• [Problem details]:
Show every line that has the string "メッセージ" in it.
━━━
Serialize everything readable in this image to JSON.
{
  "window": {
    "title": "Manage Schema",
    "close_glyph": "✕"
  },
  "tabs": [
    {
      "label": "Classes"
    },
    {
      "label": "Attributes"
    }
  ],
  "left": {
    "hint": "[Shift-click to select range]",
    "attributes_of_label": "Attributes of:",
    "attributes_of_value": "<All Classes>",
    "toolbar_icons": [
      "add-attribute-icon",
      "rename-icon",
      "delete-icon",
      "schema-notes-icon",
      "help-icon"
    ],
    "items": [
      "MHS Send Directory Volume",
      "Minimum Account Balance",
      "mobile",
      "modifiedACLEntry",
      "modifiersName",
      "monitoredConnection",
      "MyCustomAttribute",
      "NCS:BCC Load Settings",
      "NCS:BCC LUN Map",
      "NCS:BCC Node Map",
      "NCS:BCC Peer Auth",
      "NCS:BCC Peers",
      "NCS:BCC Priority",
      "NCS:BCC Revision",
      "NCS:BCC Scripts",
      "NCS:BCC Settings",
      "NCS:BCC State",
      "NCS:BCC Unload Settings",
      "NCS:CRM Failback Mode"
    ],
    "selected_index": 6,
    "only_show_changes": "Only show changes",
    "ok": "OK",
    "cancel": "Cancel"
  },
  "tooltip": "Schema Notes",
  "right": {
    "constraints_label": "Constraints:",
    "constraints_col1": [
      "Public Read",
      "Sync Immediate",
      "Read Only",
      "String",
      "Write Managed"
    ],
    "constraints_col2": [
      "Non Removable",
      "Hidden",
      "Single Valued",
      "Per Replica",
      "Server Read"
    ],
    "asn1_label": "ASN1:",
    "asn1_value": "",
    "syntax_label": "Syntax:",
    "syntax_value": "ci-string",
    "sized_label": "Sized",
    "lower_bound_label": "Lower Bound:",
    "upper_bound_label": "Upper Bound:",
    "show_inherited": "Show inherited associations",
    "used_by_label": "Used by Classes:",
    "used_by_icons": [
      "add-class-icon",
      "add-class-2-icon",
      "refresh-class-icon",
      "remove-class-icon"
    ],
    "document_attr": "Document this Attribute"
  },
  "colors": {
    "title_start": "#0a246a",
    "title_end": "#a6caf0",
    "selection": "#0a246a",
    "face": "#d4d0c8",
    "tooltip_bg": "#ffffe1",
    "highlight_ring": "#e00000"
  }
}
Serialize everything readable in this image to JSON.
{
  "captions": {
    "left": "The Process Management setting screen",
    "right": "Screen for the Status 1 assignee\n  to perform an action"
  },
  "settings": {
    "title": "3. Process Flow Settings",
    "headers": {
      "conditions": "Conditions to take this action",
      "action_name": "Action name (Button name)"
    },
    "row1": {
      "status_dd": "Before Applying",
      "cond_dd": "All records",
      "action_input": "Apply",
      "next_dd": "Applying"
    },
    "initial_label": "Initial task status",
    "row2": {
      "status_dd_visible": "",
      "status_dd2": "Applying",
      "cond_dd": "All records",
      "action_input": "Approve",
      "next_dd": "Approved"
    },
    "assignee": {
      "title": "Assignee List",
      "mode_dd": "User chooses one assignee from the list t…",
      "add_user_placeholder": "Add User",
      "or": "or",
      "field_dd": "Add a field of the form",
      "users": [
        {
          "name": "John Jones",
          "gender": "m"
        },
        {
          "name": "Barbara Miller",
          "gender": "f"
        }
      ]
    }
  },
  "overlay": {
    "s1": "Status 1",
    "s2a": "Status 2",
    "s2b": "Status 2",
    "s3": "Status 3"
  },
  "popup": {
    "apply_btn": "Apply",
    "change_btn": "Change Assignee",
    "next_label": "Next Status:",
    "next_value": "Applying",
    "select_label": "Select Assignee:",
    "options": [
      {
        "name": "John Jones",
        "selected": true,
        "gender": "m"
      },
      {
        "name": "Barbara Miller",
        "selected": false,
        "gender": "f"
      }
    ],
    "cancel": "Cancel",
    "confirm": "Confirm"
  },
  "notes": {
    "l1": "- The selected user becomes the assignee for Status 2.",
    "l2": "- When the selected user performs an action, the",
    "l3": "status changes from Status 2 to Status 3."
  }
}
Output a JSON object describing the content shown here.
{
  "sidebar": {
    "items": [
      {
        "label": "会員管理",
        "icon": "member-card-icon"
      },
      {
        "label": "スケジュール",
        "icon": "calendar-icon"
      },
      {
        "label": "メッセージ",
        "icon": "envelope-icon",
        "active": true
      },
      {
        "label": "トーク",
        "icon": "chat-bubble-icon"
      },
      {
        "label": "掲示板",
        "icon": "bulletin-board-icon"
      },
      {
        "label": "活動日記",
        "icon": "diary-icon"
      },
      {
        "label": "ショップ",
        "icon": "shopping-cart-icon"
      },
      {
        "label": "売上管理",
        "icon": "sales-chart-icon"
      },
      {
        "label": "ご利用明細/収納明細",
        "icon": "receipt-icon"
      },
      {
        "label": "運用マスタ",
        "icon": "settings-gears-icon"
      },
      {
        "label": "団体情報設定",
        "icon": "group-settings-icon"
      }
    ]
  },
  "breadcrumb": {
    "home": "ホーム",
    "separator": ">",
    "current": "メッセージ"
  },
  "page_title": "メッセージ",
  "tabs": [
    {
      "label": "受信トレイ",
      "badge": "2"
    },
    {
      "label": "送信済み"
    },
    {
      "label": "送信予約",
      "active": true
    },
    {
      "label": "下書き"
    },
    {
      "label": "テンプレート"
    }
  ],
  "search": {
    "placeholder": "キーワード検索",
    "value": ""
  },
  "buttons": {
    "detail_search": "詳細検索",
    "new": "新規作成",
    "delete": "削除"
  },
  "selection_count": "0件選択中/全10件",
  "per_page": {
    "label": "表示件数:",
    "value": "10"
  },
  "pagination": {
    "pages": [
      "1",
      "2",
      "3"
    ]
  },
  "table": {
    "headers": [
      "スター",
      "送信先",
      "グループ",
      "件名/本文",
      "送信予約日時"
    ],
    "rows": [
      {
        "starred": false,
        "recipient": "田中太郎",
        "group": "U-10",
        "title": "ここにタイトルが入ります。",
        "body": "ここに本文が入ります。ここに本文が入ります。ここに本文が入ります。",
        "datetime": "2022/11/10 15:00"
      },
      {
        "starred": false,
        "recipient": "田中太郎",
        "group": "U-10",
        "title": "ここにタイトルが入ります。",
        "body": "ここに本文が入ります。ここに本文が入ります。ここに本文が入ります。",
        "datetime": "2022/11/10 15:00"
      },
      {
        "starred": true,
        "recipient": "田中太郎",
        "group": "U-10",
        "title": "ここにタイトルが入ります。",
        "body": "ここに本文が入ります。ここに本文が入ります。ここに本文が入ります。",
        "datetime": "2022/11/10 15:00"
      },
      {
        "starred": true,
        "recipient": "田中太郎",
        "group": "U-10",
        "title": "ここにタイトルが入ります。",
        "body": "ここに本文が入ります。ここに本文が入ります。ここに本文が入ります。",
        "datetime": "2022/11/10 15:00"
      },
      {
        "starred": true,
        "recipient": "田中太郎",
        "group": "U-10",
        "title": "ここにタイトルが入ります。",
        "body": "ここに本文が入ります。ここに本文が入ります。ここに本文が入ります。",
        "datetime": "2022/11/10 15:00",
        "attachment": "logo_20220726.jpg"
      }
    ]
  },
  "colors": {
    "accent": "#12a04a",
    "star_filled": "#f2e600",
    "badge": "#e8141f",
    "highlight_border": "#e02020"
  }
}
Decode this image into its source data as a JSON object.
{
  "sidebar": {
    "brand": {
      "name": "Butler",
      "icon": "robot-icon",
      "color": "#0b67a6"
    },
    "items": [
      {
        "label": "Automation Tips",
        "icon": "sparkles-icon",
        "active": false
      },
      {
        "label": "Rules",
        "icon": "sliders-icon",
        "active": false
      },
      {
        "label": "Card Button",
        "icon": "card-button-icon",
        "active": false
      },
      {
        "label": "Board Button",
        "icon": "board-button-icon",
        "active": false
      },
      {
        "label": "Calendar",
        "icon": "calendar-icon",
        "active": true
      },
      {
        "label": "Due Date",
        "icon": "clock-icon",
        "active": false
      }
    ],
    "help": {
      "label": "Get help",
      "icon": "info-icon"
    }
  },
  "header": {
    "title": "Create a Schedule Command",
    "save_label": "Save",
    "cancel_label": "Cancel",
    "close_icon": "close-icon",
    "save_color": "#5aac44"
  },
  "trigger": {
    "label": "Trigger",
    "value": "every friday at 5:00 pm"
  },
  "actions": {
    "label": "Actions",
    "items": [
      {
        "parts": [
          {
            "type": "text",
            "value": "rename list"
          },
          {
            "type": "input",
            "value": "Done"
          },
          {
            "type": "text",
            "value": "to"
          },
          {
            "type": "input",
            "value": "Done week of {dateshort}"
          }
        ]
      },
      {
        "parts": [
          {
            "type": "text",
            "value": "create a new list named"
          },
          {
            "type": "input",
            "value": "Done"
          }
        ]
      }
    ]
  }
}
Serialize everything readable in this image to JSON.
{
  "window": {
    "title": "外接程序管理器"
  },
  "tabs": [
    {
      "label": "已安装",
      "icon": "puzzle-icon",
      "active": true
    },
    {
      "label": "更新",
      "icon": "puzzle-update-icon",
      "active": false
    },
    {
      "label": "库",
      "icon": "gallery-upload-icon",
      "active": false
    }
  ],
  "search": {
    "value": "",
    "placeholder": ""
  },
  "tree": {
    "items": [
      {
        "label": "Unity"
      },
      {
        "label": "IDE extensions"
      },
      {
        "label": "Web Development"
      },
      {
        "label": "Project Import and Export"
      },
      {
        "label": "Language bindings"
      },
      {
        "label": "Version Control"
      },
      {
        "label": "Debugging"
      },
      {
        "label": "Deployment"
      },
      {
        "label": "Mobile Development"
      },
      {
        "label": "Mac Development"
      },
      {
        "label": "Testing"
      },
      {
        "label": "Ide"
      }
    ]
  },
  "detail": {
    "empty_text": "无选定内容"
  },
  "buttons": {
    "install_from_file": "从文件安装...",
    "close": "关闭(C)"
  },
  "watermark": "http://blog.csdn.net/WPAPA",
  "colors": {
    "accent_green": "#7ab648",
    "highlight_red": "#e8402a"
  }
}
━━━
• [Task result]:
        "label": "メッセージ",
    "current": "メッセージ"
  "page_title": "メッセージ",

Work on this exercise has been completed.